(Stored records)
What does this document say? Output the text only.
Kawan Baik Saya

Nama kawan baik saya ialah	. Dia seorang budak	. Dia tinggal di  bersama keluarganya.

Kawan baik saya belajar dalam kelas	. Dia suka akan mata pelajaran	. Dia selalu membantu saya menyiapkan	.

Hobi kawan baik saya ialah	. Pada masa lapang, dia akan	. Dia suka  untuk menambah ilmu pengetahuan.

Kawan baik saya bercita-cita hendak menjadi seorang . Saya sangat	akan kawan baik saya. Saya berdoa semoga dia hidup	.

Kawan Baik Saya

● WHAT TO WORK ON: Each line above must be printed exactly as it appears.

● ANSWER TO THE PROBLEM:
What does this document say? Output the text only.
Kawan Baik Saya

Nama kawan baik saya ialah	. Dia seorang budak	. Dia tinggal di  bersama keluarganya.

Kawan baik saya belajar dalam kelas	. Dia suka akan mata pelajaran	. Dia selalu membantu saya menyiapkan	.

Hobi kawan baik saya ialah	. Pada masa lapang, dia akan	. Dia suka  untuk menambah ilmu pengetahuan.

Kawan baik saya bercita-cita hendak menjadi seorang . Saya sangat	akan kawan baik saya. Saya berdoa semoga dia hidup	.

Kawan Baik Saya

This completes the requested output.